INSTRUCTION: Would you quote the material below in full and unchanged?

DATA LISTING:

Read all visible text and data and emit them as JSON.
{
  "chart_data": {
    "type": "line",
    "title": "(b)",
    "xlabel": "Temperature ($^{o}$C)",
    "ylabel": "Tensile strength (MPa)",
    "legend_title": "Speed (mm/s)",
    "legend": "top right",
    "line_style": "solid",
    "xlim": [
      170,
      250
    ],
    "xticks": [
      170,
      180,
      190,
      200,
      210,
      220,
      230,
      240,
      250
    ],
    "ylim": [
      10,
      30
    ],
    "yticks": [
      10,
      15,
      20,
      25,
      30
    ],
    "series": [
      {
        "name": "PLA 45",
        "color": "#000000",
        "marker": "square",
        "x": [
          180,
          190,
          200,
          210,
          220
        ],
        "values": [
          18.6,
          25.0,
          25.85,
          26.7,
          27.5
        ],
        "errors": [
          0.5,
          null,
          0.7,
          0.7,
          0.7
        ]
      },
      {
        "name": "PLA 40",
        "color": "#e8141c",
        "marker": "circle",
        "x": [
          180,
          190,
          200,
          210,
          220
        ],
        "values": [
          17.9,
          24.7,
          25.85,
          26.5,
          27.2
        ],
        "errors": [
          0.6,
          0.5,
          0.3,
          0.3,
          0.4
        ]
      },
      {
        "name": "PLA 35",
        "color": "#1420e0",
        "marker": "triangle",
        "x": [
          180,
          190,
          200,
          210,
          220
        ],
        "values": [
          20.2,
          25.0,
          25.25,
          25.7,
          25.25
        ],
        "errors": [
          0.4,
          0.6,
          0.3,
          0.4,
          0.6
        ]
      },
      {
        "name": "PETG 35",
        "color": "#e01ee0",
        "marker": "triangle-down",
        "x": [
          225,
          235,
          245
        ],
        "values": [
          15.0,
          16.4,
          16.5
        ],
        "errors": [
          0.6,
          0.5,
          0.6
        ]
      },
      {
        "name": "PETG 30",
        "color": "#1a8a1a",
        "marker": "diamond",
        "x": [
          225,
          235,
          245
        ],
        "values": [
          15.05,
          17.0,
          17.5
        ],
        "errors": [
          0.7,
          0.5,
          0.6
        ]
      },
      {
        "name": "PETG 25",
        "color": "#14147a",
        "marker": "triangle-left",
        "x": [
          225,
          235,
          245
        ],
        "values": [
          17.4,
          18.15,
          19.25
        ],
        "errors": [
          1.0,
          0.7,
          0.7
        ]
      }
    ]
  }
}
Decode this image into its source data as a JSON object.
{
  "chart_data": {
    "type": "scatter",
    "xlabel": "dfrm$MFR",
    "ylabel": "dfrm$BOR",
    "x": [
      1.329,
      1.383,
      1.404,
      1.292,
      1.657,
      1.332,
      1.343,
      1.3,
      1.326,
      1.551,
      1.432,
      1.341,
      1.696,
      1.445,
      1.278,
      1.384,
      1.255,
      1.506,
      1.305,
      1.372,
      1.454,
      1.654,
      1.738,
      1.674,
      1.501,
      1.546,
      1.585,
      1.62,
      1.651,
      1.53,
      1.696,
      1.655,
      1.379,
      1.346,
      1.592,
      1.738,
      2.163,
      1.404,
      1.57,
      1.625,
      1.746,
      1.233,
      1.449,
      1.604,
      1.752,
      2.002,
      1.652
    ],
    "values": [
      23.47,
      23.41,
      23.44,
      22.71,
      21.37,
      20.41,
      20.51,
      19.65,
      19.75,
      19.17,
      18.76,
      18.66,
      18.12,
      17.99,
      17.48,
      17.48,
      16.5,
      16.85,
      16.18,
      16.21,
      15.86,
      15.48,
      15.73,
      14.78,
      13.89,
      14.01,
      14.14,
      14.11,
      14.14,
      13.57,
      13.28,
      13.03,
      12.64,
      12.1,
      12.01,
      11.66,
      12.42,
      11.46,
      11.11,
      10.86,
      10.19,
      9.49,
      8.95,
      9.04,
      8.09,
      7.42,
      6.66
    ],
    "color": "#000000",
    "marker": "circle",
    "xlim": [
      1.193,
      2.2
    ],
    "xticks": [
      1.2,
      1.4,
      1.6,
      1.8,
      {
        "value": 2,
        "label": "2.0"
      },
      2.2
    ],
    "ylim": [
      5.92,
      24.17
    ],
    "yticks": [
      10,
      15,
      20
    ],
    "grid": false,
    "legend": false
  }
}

RESPONSE TO THE TASK:
Read all visible text and data and emit them as JSON.
{
  "chart_data": {
    "type": "line",
    "title": "(b)",
    "xlabel": "Temperature ($^{o}$C)",
    "ylabel": "Tensile strength (MPa)",
    "legend_title": "Speed (mm/s)",
    "legend": "top right",
    "line_style": "solid",
    "xlim": [
      170,
      250
    ],
    "xticks": [
      170,
      180,
      190,
      200,
      210,
      220,
      230,
      240,
      250
    ],
    "ylim": [
      10,
      30
    ],
    "yticks": [
      10,
      15,
      20,
      25,
      30
    ],
    "series": [
      {
        "name": "PLA 45",
        "color": "#000000",
        "marker": "square",
        "x": [
          180,
          190,
          200,
          210,
          220
        ],
        "values": [
          18.6,
          25.0,
          25.85,
          26.7,
          27.5
        ],
        "errors": [
          0.5,
          null,
          0.7,
          0.7,
          0.7
        ]
      },
      {
        "name": "PLA 40",
        "color": "#e8141c",
        "marker": "circle",
        "x": [
          180,
          190,
          200,
          210,
          220
        ],
        "values": [
          17.9,
          24.7,
          25.85,
          26.5,
          27.2
        ],
        "errors": [
          0.6,
          0.5,
          0.3,
          0.3,
          0.4
        ]
      },
      {
        "name": "PLA 35",
        "color": "#1420e0",
        "marker": "triangle",
        "x": [
          180,
          190,
          200,
          210,
          220
        ],
        "values": [
          20.2,
          25.0,
          25.25,
          25.7,
          25.25
        ],
        "errors": [
          0.4,
          0.6,
          0.3,
          0.4,
          0.6
        ]
      },
      {
        "name": "PETG 35",
        "color": "#e01ee0",
        "marker": "triangle-down",
        "x": [
          225,
          235,
          245
        ],
        "values": [
          15.0,
          16.4,
          16.5
        ],
        "errors": [
          0.6,
          0.5,
          0.6
        ]
      },
      {
        "name": "PETG 30",
        "color": "#1a8a1a",
        "marker": "diamond",
        "x": [
          225,
          235,
          245
        ],
        "values": [
          15.05,
          17.0,
          17.5
        ],
        "errors": [
          0.7,
          0.5,
          0.6
        ]
      },
      {
        "name": "PETG 25",
        "color": "#14147a",
        "marker": "triangle-left",
        "x": [
          225,
          235,
          245
        ],
        "values": [
          17.4,
          18.15,
          19.25
        ],
        "errors": [
          1.0,
          0.7,
          0.7
        ]
      }
    ]
  }
}
Decode this image into its source data as a JSON object.
{
  "chart_data": {
    "type": "scatter",
    "xlabel": "dfrm$MFR",
    "ylabel": "dfrm$BOR",
    "x": [
      1.329,
      1.383,
      1.404,
      1.292,
      1.657,
      1.332,
      1.343,
      1.3,
      1.326,
      1.551,
      1.432,
      1.341,
      1.696,
      1.445,
      1.278,
      1.384,
      1.255,
      1.506,
      1.305,
      1.372,
      1.454,
      1.654,
      1.738,
      1.674,
      1.501,
      1.546,
      1.585,
      1.62,
      1.651,
      1.53,
      1.696,
      1.655,
      1.379,
      1.346,
      1.592,
      1.738,
      2.163,
      1.404,
      1.57,
      1.625,
      1.746,
      1.233,
      1.449,
      1.604,
      1.752,
      2.002,
      1.652
    ],
    "values": [
      23.47,
      23.41,
      23.44,
      22.71,
      21.37,
      20.41,
      20.51,
      19.65,
      19.75,
      19.17,
      18.76,
      18.66,
      18.12,
      17.99,
      17.48,
      17.48,
      16.5,
      16.85,
      16.18,
      16.21,
      15.86,
      15.48,
      15.73,
      14.78,
      13.89,
      14.01,
      14.14,
      14.11,
      14.14,
      13.57,
      13.28,
      13.03,
      12.64,
      12.1,
      12.01,
      11.66,
      12.42,
      11.46,
      11.11,
      10.86,
      10.19,
      9.49,
      8.95,
      9.04,
      8.09,
      7.42,
      6.66
    ],
    "color": "#000000",
    "marker": "circle",
    "xlim": [
      1.193,
      2.2
    ],
    "xticks": [
      1.2,
      1.4,
      1.6,
      1.8,
      {
        "value": 2,
        "label": "2.0"
      },
      2.2
    ],
    "ylim": [
      5.92,
      24.17
    ],
    "yticks": [
      10,
      15,
      20
    ],
    "grid": false,
    "legend": false
  }
}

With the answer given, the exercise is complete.